Dataset excerpt
>>>>>

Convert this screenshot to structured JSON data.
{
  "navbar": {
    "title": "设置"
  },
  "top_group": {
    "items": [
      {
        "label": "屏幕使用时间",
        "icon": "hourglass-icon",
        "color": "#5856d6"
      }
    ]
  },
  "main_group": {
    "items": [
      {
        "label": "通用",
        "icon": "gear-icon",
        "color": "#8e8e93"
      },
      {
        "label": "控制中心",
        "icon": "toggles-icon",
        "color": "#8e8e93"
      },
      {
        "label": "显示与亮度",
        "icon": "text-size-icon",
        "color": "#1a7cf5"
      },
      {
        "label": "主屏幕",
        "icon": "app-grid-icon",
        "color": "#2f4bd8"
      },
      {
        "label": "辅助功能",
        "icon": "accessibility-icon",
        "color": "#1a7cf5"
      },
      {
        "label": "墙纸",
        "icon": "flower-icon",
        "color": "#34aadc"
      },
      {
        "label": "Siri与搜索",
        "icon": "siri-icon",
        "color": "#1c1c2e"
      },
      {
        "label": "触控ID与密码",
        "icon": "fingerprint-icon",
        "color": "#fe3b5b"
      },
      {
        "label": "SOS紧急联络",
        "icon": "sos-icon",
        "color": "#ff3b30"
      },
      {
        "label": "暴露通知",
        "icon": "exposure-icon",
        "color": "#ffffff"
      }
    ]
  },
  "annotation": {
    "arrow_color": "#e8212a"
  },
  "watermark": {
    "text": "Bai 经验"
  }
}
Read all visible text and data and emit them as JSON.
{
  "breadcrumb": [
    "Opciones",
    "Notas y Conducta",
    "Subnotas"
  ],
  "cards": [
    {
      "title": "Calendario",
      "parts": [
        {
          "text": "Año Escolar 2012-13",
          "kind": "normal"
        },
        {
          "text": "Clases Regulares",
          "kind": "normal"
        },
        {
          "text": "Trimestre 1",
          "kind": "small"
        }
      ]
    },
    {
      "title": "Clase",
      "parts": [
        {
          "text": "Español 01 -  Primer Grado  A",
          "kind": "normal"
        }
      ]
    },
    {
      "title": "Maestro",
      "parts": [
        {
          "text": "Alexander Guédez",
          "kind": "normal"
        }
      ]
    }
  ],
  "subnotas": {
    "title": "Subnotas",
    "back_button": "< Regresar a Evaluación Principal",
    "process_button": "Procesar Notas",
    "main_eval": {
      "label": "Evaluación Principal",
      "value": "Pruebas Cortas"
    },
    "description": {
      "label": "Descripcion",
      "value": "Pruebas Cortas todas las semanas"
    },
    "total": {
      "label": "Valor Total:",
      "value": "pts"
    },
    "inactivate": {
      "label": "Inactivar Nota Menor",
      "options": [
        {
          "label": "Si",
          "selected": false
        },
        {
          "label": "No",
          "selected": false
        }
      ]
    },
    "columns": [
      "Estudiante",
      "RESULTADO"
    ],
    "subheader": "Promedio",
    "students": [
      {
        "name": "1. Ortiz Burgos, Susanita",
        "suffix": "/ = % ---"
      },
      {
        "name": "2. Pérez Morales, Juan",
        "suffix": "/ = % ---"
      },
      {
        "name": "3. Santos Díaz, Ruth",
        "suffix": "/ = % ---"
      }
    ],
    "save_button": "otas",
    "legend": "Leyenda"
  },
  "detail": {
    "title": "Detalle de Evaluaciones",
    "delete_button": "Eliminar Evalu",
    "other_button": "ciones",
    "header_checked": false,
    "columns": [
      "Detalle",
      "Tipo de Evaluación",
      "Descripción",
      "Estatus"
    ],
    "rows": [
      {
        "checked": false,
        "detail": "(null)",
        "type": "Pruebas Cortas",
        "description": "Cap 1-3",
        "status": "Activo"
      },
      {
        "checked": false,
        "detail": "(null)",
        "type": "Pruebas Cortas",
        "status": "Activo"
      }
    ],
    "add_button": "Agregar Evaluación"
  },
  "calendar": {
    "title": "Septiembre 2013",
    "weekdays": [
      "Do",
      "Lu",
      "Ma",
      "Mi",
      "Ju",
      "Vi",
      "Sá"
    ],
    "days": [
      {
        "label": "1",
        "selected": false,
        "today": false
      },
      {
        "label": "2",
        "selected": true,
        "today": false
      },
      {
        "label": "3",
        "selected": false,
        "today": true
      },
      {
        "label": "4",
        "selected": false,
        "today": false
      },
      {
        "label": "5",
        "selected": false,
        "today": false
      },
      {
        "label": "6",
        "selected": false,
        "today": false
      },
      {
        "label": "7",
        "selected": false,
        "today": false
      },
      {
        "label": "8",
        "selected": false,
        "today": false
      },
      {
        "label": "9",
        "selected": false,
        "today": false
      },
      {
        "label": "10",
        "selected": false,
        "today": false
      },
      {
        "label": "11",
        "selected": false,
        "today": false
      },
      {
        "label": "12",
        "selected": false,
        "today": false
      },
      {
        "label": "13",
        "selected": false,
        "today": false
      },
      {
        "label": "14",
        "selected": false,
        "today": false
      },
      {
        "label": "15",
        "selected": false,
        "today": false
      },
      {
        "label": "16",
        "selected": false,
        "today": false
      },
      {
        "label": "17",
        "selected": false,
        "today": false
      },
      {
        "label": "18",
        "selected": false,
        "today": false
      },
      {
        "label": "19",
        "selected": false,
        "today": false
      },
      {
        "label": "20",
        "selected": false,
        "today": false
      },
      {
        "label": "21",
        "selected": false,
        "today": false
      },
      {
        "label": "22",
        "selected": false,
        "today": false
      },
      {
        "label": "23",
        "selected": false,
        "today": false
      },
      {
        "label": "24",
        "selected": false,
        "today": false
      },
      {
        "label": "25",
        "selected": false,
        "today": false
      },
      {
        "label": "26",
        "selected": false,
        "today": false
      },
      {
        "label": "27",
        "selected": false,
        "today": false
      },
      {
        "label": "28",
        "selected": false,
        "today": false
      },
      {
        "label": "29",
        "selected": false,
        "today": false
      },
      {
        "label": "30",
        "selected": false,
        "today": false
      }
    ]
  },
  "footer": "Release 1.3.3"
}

<<<<<

_Given instruction_
Print the listing above in full, exactly as it is.

_Task output_
Convert this screenshot to structured JSON data.
{
  "navbar": {
    "title": "设置"
  },
  "top_group": {
    "items": [
      {
        "label": "屏幕使用时间",
        "icon": "hourglass-icon",
        "color": "#5856d6"
      }
    ]
  },
  "main_group": {
    "items": [
      {
        "label": "通用",
        "icon": "gear-icon",
        "color": "#8e8e93"
      },
      {
        "label": "控制中心",
        "icon": "toggles-icon",
        "color": "#8e8e93"
      },
      {
        "label": "显示与亮度",
        "icon": "text-size-icon",
        "color": "#1a7cf5"
      },
      {
        "label": "主屏幕",
        "icon": "app-grid-icon",
        "color": "#2f4bd8"
      },
      {
        "label": "辅助功能",
        "icon": "accessibility-icon",
        "color": "#1a7cf5"
      },
      {
        "label": "墙纸",
        "icon": "flower-icon",
        "color": "#34aadc"
      },
      {
        "label": "Siri与搜索",
        "icon": "siri-icon",
        "color": "#1c1c2e"
      },
      {
        "label": "触控ID与密码",
        "icon": "fingerprint-icon",
        "color": "#fe3b5b"
      },
      {
        "label": "SOS紧急联络",
        "icon": "sos-icon",
        "color": "#ff3b30"
      },
      {
        "label": "暴露通知",
        "icon": "exposure-icon",
        "color": "#ffffff"
      }
    ]
  },
  "annotation": {
    "arrow_color": "#e8212a"
  },
  "watermark": {
    "text": "Bai 经验"
  }
}
Read all visible text and data and emit them as JSON.
{
  "breadcrumb": [
    "Opciones",
    "Notas y Conducta",
    "Subnotas"
  ],
  "cards": [
    {
      "title": "Calendario",
      "parts": [
        {
          "text": "Año Escolar 2012-13",
          "kind": "normal"
        },
        {
          "text": "Clases Regulares",
          "kind": "normal"
        },
        {
          "text": "Trimestre 1",
          "kind": "small"
        }
      ]
    },
    {
      "title": "Clase",
      "parts": [
        {
          "text": "Español 01 -  Primer Grado  A",
          "kind": "normal"
        }
      ]
    },
    {
      "title": "Maestro",
      "parts": [
        {
          "text": "Alexander Guédez",
          "kind": "normal"
        }
      ]
    }
  ],
  "subnotas": {
    "title": "Subnotas",
    "back_button": "< Regresar a Evaluación Principal",
    "process_button": "Procesar Notas",
    "main_eval": {
      "label": "Evaluación Principal",
      "value": "Pruebas Cortas"
    },
    "description": {
      "label": "Descripcion",
      "value": "Pruebas Cortas todas las semanas"
    },
    "total": {
      "label": "Valor Total:",
      "value": "pts"
    },
    "inactivate": {
      "label": "Inactivar Nota Menor",
      "options": [
        {
          "label": "Si",
          "selected": false
        },
        {
          "label": "No",
          "selected": false
        }
      ]
    },
    "columns": [
      "Estudiante",
      "RESULTADO"
    ],
    "subheader": "Promedio",
    "students": [
      {
        "name": "1. Ortiz Burgos, Susanita",
        "suffix": "/ = % ---"
      },
      {
        "name": "2. Pérez Morales, Juan",
        "suffix": "/ = % ---"
      },
      {
        "name": "3. Santos Díaz, Ruth",
        "suffix": "/ = % ---"
      }
    ],
    "save_button": "otas",
    "legend": "Leyenda"
  },
  "detail": {
    "title": "Detalle de Evaluaciones",
    "delete_button": "Eliminar Evalu",
    "other_button": "ciones",
    "header_checked": false,
    "columns": [
      "Detalle",
      "Tipo de Evaluación",
      "Descripción",
      "Estatus"
    ],
    "rows": [
      {
        "checked": false,
        "detail": "(null)",
        "type": "Pruebas Cortas",
        "description": "Cap 1-3",
        "status": "Activo"
      },
      {
        "checked": false,
        "detail": "(null)",
        "type": "Pruebas Cortas",
        "status": "Activo"
      }
    ],
    "add_button": "Agregar Evaluación"
  },
  "calendar": {
    "title": "Septiembre 2013",
    "weekdays": [
      "Do",
      "Lu",
      "Ma",
      "Mi",
      "Ju",
      "Vi",
      "Sá"
    ],
    "days": [
      {
        "label": "1",
        "selected": false,
        "today": false
      },
      {
        "label": "2",
        "selected": true,
        "today": false
      },
      {
        "label": "3",
        "selected": false,
        "today": true
      },
      {
        "label": "4",
        "selected": false,
        "today": false
      },
      {
        "label": "5",
        "selected": false,
        "today": false
      },
      {
        "label": "6",
        "selected": false,
        "today": false
      },
      {
        "label": "7",
        "selected": false,
        "today": false
      },
      {
        "label": "8",
        "selected": false,
        "today": false
      },
      {
        "label": "9",
        "selected": false,
        "today": false
      },
      {
        "label": "10",
        "selected": false,
        "today": false
      },
      {
        "label": "11",
        "selected": false,
        "today": false
      },
      {
        "label": "12",
        "selected": false,
        "today": false
      },
      {
        "label": "13",
        "selected": false,
        "today": false
      },
      {
        "label": "14",
        "selected": false,
        "today": false
      },
      {
        "label": "15",
        "selected": false,
        "today": false
      },
      {
        "label": "16",
        "selected": false,
        "today": false
      },
      {
        "label": "17",
        "selected": false,
        "today": false
      },
      {
        "label": "18",
        "selected": false,
        "today": false
      },
      {
        "label": "19",
        "selected": false,
        "today": false
      },
      {
        "label": "20",
        "selected": false,
        "today": false
      },
      {
        "label": "21",
        "selected": false,
        "today": false
      },
      {
        "label": "22",
        "selected": false,
        "today": false
      },
      {
        "label": "23",
        "selected": false,
        "today": false
      },
      {
        "label": "24",
        "selected": false,
        "today": false
      },
      {
        "label": "25",
        "selected": false,
        "today": false
      },
      {
        "label": "26",
        "selected": false,
        "today": false
      },
      {
        "label": "27",
        "selected": false,
        "today": false
      },
      {
        "label": "28",
        "selected": false,
        "today": false
      },
      {
        "label": "29",
        "selected": false,
        "today": false
      },
      {
        "label": "30",
        "selected": false,
        "today": false
      }
    ]
  },
  "footer": "Release 1.3.3"
}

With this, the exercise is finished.